**Problem statement**:
Search the entries below. Return every line that has "intensidad" in it.

◇ ◇ ◇

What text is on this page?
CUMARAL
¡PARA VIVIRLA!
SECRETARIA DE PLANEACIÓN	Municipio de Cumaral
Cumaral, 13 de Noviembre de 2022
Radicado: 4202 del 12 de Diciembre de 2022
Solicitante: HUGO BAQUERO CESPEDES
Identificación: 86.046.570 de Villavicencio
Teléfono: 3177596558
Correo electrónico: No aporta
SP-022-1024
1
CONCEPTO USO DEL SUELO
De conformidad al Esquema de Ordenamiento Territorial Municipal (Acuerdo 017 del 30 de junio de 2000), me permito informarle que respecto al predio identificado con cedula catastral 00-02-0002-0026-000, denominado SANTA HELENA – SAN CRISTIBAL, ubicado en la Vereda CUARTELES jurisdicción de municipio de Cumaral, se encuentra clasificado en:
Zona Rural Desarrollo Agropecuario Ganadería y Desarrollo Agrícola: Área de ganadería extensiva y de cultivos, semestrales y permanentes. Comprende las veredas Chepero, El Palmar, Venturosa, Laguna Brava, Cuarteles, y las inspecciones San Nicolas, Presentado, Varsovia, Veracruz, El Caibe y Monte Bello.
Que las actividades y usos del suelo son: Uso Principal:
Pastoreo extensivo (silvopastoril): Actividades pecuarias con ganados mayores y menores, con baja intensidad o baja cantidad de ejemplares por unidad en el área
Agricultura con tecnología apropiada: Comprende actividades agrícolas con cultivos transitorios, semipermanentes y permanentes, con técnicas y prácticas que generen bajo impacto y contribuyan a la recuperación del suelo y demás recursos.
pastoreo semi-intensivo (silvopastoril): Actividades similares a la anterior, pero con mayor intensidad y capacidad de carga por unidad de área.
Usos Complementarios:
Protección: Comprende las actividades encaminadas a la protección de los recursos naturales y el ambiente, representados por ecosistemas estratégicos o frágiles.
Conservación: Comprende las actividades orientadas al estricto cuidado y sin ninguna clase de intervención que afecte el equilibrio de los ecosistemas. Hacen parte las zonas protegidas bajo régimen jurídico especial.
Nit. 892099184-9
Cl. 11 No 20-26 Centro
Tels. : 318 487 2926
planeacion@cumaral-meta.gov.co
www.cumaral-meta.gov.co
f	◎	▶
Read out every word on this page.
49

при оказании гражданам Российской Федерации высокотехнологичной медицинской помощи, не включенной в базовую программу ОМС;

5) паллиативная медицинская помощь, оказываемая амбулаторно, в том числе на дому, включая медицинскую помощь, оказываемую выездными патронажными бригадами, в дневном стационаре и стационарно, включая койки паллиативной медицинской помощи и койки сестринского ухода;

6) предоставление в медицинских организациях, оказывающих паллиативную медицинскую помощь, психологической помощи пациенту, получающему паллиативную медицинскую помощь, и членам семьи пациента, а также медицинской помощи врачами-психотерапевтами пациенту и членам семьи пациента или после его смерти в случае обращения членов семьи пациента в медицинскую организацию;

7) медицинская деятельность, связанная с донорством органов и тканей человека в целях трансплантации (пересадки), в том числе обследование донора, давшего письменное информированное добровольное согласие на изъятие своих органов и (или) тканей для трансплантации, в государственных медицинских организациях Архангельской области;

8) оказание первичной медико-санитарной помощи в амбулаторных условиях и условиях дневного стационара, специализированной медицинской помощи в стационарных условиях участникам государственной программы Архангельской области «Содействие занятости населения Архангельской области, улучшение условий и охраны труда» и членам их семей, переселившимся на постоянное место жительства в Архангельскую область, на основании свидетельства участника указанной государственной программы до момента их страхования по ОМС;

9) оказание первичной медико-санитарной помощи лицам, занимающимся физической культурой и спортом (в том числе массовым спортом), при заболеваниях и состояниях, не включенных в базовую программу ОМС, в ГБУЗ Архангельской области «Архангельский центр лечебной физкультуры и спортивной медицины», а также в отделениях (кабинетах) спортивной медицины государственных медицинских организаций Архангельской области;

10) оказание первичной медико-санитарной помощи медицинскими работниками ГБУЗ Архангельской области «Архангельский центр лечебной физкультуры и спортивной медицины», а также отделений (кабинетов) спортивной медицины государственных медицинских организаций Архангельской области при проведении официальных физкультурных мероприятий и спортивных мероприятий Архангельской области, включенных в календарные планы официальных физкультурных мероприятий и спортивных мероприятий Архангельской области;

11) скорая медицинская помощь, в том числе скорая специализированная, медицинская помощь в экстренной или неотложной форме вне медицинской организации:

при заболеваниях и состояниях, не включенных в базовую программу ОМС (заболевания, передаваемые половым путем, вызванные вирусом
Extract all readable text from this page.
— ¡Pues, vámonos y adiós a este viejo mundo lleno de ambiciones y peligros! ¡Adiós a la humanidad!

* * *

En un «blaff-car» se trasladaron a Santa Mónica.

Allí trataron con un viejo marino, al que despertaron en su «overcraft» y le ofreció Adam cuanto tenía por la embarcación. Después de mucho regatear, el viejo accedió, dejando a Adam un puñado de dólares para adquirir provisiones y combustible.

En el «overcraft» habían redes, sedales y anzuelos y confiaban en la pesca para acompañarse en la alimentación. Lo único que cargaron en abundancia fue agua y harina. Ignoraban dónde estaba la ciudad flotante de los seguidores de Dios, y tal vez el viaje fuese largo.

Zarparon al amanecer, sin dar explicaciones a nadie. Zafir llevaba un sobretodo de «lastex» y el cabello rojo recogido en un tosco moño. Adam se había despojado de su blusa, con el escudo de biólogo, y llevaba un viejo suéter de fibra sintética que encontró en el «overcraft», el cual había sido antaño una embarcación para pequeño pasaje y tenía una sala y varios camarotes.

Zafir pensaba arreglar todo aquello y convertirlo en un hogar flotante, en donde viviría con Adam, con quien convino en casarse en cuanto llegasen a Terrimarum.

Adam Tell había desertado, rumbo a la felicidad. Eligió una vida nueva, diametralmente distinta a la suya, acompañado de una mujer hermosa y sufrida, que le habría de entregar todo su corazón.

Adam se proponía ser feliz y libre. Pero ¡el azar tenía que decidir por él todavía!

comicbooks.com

◇ ◇ ◇

**Solution to this exercise**:
Pastoreo extensivo (silvopastoril): Actividades pecuarias con ganados mayores y menores, con baja intensidad o baja cantidad de ejemplares por unidad en el área
pastoreo semi-intensivo (silvopastoril): Actividades similares a la anterior, pero con mayor intensidad y capacidad de carga por unidad de área.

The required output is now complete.